Stored data
• • • • •

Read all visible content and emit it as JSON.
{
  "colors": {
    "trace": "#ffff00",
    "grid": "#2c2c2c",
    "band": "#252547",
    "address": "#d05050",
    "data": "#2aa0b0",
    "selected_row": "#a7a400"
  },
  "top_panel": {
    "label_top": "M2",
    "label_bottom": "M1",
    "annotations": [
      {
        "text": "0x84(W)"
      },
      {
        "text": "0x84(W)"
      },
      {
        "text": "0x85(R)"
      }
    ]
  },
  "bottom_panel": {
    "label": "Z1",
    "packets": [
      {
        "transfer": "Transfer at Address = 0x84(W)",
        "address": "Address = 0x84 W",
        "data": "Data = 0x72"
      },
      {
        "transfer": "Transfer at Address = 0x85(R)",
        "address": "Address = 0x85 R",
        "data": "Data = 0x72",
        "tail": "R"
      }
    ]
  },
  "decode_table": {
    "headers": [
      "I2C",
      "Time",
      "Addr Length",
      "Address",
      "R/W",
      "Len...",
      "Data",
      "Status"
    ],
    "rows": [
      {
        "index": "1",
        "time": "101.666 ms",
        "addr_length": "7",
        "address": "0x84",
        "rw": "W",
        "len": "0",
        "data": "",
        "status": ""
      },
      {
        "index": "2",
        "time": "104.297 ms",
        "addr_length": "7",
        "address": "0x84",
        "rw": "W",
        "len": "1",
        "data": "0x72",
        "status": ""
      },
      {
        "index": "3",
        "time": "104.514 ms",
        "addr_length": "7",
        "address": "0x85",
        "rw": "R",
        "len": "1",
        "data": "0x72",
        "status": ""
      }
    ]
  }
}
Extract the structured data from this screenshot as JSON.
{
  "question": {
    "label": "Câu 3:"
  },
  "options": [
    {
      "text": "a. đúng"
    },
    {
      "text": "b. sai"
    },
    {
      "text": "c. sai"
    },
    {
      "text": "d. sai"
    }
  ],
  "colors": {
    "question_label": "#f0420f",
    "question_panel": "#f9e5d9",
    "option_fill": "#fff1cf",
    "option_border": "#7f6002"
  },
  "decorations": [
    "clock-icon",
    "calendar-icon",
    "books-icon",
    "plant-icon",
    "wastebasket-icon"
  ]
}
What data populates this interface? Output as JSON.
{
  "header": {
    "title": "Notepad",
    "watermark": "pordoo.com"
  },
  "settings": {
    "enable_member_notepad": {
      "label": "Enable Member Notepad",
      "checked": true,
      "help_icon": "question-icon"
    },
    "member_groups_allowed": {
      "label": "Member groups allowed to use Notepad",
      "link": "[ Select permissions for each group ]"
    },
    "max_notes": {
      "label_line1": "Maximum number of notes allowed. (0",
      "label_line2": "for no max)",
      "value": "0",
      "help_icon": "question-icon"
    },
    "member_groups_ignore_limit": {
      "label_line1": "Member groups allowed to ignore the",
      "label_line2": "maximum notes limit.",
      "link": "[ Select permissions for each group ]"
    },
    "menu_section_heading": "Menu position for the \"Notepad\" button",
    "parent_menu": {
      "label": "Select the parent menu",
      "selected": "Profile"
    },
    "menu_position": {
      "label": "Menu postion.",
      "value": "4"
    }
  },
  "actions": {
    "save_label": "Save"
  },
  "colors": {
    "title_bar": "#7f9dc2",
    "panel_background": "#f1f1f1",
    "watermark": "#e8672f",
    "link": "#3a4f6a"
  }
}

• • • • •

WHAT THE TASK ASKS: Restate each record word for word.

OUTPUT OF THE TASK:
Read all visible content and emit it as JSON.
{
  "colors": {
    "trace": "#ffff00",
    "grid": "#2c2c2c",
    "band": "#252547",
    "address": "#d05050",
    "data": "#2aa0b0",
    "selected_row": "#a7a400"
  },
  "top_panel": {
    "label_top": "M2",
    "label_bottom": "M1",
    "annotations": [
      {
        "text": "0x84(W)"
      },
      {
        "text": "0x84(W)"
      },
      {
        "text": "0x85(R)"
      }
    ]
  },
  "bottom_panel": {
    "label": "Z1",
    "packets": [
      {
        "transfer": "Transfer at Address = 0x84(W)",
        "address": "Address = 0x84 W",
        "data": "Data = 0x72"
      },
      {
        "transfer": "Transfer at Address = 0x85(R)",
        "address": "Address = 0x85 R",
        "data": "Data = 0x72",
        "tail": "R"
      }
    ]
  },
  "decode_table": {
    "headers": [
      "I2C",
      "Time",
      "Addr Length",
      "Address",
      "R/W",
      "Len...",
      "Data",
      "Status"
    ],
    "rows": [
      {
        "index": "1",
        "time": "101.666 ms",
        "addr_length": "7",
        "address": "0x84",
        "rw": "W",
        "len": "0",
        "data": "",
        "status": ""
      },
      {
        "index": "2",
        "time": "104.297 ms",
        "addr_length": "7",
        "address": "0x84",
        "rw": "W",
        "len": "1",
        "data": "0x72",
        "status": ""
      },
      {
        "index": "3",
        "time": "104.514 ms",
        "addr_length": "7",
        "address": "0x85",
        "rw": "R",
        "len": "1",
        "data": "0x72",
        "status": ""
      }
    ]
  }
}
Extract the structured data from this screenshot as JSON.
{
  "question": {
    "label": "Câu 3:"
  },
  "options": [
    {
      "text": "a. đúng"
    },
    {
      "text": "b. sai"
    },
    {
      "text": "c. sai"
    },
    {
      "text": "d. sai"
    }
  ],
  "colors": {
    "question_label": "#f0420f",
    "question_panel": "#f9e5d9",
    "option_fill": "#fff1cf",
    "option_border": "#7f6002"
  },
  "decorations": [
    "clock-icon",
    "calendar-icon",
    "books-icon",
    "plant-icon",
    "wastebasket-icon"
  ]
}
What data populates this interface? Output as JSON.
{
  "header": {
    "title": "Notepad",
    "watermark": "pordoo.com"
  },
  "settings": {
    "enable_member_notepad": {
      "label": "Enable Member Notepad",
      "checked": true,
      "help_icon": "question-icon"
    },
    "member_groups_allowed": {
      "label": "Member groups allowed to use Notepad",
      "link": "[ Select permissions for each group ]"
    },
    "max_notes": {
      "label_line1": "Maximum number of notes allowed. (0",
      "label_line2": "for no max)",
      "value": "0",
      "help_icon": "question-icon"
    },
    "member_groups_ignore_limit": {
      "label_line1": "Member groups allowed to ignore the",
      "label_line2": "maximum notes limit.",
      "link": "[ Select permissions for each group ]"
    },
    "menu_section_heading": "Menu position for the \"Notepad\" button",
    "parent_menu": {
      "label": "Select the parent menu",
      "selected": "Profile"
    },
    "menu_position": {
      "label": "Menu postion.",
      "value": "4"
    }
  },
  "actions": {
    "save_label": "Save"
  },
  "colors": {
    "title_bar": "#7f9dc2",
    "panel_background": "#f1f1f1",
    "watermark": "#e8672f",
    "link": "#3a4f6a"
  }
}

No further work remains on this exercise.